**Provided information**:
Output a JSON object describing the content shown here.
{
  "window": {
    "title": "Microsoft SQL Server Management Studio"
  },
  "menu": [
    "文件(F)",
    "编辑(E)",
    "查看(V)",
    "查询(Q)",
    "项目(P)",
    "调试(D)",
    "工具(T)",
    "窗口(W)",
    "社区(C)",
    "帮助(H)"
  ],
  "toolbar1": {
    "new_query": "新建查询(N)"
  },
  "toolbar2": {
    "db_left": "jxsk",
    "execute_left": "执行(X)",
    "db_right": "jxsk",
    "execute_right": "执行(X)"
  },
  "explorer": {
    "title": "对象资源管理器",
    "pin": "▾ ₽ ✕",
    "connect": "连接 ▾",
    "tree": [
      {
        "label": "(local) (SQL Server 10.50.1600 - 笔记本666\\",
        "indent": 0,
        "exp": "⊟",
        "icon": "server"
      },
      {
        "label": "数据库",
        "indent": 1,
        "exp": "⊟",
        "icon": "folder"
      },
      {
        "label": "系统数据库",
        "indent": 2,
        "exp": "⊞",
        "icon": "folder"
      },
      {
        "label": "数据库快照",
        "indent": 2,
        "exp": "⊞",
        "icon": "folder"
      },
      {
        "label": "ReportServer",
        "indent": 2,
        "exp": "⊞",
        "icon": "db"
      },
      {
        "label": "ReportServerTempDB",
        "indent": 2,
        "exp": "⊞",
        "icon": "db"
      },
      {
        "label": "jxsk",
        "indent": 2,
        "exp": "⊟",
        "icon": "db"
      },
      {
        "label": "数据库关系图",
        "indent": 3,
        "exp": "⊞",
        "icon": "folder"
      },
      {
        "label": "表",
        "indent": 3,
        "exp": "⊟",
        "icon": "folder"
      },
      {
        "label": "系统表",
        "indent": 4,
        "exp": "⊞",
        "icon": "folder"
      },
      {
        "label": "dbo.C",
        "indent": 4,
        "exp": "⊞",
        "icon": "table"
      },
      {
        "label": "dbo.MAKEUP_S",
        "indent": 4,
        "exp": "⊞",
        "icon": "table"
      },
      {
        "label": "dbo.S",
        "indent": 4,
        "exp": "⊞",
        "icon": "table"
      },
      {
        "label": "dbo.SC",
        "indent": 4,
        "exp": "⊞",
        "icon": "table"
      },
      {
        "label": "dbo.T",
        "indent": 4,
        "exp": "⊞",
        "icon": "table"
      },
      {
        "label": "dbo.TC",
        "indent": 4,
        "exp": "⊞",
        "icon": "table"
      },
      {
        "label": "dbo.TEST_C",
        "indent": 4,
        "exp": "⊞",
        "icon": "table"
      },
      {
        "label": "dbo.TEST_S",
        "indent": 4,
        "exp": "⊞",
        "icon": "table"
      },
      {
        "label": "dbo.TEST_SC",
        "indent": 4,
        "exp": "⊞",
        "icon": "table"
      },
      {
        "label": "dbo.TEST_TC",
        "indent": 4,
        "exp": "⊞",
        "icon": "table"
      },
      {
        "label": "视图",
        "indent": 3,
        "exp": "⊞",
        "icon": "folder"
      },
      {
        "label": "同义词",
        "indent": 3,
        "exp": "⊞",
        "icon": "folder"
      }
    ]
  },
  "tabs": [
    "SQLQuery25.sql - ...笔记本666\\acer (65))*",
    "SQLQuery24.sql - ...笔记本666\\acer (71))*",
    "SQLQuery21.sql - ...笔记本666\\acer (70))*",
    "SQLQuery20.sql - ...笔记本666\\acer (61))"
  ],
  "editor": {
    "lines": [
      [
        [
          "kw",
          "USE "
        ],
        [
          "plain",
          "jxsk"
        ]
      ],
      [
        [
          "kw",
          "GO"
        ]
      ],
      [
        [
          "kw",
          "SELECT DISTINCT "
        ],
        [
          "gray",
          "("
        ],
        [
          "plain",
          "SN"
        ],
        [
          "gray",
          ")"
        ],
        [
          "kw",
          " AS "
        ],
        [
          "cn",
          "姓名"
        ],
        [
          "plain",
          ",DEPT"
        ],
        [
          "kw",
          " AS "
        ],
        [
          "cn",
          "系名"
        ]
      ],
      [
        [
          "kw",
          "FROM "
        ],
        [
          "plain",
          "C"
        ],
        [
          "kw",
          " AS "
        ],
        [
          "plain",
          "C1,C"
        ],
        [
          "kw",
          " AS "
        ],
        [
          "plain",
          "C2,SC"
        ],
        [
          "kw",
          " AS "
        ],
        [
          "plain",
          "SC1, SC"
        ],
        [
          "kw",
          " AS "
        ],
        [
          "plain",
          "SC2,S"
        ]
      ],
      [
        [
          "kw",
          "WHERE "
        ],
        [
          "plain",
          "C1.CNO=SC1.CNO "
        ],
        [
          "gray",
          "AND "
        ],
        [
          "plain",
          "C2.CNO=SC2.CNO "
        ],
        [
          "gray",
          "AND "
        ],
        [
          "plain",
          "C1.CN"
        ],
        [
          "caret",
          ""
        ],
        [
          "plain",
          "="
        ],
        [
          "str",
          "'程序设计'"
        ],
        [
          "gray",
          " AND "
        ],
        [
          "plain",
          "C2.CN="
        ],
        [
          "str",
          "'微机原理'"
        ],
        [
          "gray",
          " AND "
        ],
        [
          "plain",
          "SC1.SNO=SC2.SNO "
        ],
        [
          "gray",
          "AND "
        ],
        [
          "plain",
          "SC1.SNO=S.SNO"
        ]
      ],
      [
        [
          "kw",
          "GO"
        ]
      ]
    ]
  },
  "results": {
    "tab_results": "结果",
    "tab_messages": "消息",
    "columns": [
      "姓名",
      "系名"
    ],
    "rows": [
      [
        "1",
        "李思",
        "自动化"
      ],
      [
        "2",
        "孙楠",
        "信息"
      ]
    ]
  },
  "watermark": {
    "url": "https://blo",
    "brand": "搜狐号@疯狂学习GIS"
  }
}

**Aim of the task**:
Output the records above in their entirety, exactly.

**Task solution**:
Output a JSON object describing the content shown here.
{
  "window": {
    "title": "Microsoft SQL Server Management Studio"
  },
  "menu": [
    "文件(F)",
    "编辑(E)",
    "查看(V)",
    "查询(Q)",
    "项目(P)",
    "调试(D)",
    "工具(T)",
    "窗口(W)",
    "社区(C)",
    "帮助(H)"
  ],
  "toolbar1": {
    "new_query": "新建查询(N)"
  },
  "toolbar2": {
    "db_left": "jxsk",
    "execute_left": "执行(X)",
    "db_right": "jxsk",
    "execute_right": "执行(X)"
  },
  "explorer": {
    "title": "对象资源管理器",
    "pin": "▾ ₽ ✕",
    "connect": "连接 ▾",
    "tree": [
      {
        "label": "(local) (SQL Server 10.50.1600 - 笔记本666\\",
        "indent": 0,
        "exp": "⊟",
        "icon": "server"
      },
      {
        "label": "数据库",
        "indent": 1,
        "exp": "⊟",
        "icon": "folder"
      },
      {
        "label": "系统数据库",
        "indent": 2,
        "exp": "⊞",
        "icon": "folder"
      },
      {
        "label": "数据库快照",
        "indent": 2,
        "exp": "⊞",
        "icon": "folder"
      },
      {
        "label": "ReportServer",
        "indent": 2,
        "exp": "⊞",
        "icon": "db"
      },
      {
        "label": "ReportServerTempDB",
        "indent": 2,
        "exp": "⊞",
        "icon": "db"
      },
      {
        "label": "jxsk",
        "indent": 2,
        "exp": "⊟",
        "icon": "db"
      },
      {
        "label": "数据库关系图",
        "indent": 3,
        "exp": "⊞",
        "icon": "folder"
      },
      {
        "label": "表",
        "indent": 3,
        "exp": "⊟",
        "icon": "folder"
      },
      {
        "label": "系统表",
        "indent": 4,
        "exp": "⊞",
        "icon": "folder"
      },
      {
        "label": "dbo.C",
        "indent": 4,
        "exp": "⊞",
        "icon": "table"
      },
      {
        "label": "dbo.MAKEUP_S",
        "indent": 4,
        "exp": "⊞",
        "icon": "table"
      },
      {
        "label": "dbo.S",
        "indent": 4,
        "exp": "⊞",
        "icon": "table"
      },
      {
        "label": "dbo.SC",
        "indent": 4,
        "exp": "⊞",
        "icon": "table"
      },
      {
        "label": "dbo.T",
        "indent": 4,
        "exp": "⊞",
        "icon": "table"
      },
      {
        "label": "dbo.TC",
        "indent": 4,
        "exp": "⊞",
        "icon": "table"
      },
      {
        "label": "dbo.TEST_C",
        "indent": 4,
        "exp": "⊞",
        "icon": "table"
      },
      {
        "label": "dbo.TEST_S",
        "indent": 4,
        "exp": "⊞",
        "icon": "table"
      },
      {
        "label": "dbo.TEST_SC",
        "indent": 4,
        "exp": "⊞",
        "icon": "table"
      },
      {
        "label": "dbo.TEST_TC",
        "indent": 4,
        "exp": "⊞",
        "icon": "table"
      },
      {
        "label": "视图",
        "indent": 3,
        "exp": "⊞",
        "icon": "folder"
      },
      {
        "label": "同义词",
        "indent": 3,
        "exp": "⊞",
        "icon": "folder"
      }
    ]
  },
  "tabs": [
    "SQLQuery25.sql - ...笔记本666\\acer (65))*",
    "SQLQuery24.sql - ...笔记本666\\acer (71))*",
    "SQLQuery21.sql - ...笔记本666\\acer (70))*",
    "SQLQuery20.sql - ...笔记本666\\acer (61))"
  ],
  "editor": {
    "lines": [
      [
        [
          "kw",
          "USE "
        ],
        [
          "plain",
          "jxsk"
        ]
      ],
      [
        [
          "kw",
          "GO"
        ]
      ],
      [
        [
          "kw",
          "SELECT DISTINCT "
        ],
        [
          "gray",
          "("
        ],
        [
          "plain",
          "SN"
        ],
        [
          "gray",
          ")"
        ],
        [
          "kw",
          " AS "
        ],
        [
          "cn",
          "姓名"
        ],
        [
          "plain",
          ",DEPT"
        ],
        [
          "kw",
          " AS "
        ],
        [
          "cn",
          "系名"
        ]
      ],
      [
        [
          "kw",
          "FROM "
        ],
        [
          "plain",
          "C"
        ],
        [
          "kw",
          " AS "
        ],
        [
          "plain",
          "C1,C"
        ],
        [
          "kw",
          " AS "
        ],
        [
          "plain",
          "C2,SC"
        ],
        [
          "kw",
          " AS "
        ],
        [
          "plain",
          "SC1, SC"
        ],
        [
          "kw",
          " AS "
        ],
        [
          "plain",
          "SC2,S"
        ]
      ],
      [
        [
          "kw",
          "WHERE "
        ],
        [
          "plain",
          "C1.CNO=SC1.CNO "
        ],
        [
          "gray",
          "AND "
        ],
        [
          "plain",
          "C2.CNO=SC2.CNO "
        ],
        [
          "gray",
          "AND "
        ],
        [
          "plain",
          "C1.CN"
        ],
        [
          "caret",
          ""
        ],
        [
          "plain",
          "="
        ],
        [
          "str",
          "'程序设计'"
        ],
        [
          "gray",
          " AND "
        ],
        [
          "plain",
          "C2.CN="
        ],
        [
          "str",
          "'微机原理'"
        ],
        [
          "gray",
          " AND "
        ],
        [
          "plain",
          "SC1.SNO=SC2.SNO "
        ],
        [
          "gray",
          "AND "
        ],
        [
          "plain",
          "SC1.SNO=S.SNO"
        ]
      ],
      [
        [
          "kw",
          "GO"
        ]
      ]
    ]
  },
  "results": {
    "tab_results": "结果",
    "tab_messages": "消息",
    "columns": [
      "姓名",
      "系名"
    ],
    "rows": [
      [
        "1",
        "李思",
        "自动化"
      ],
      [
        "2",
        "孙楠",
        "信息"
      ]
    ]
  },
  "watermark": {
    "url": "https://blo",
    "brand": "搜狐号@疯狂学习GIS"
  }
}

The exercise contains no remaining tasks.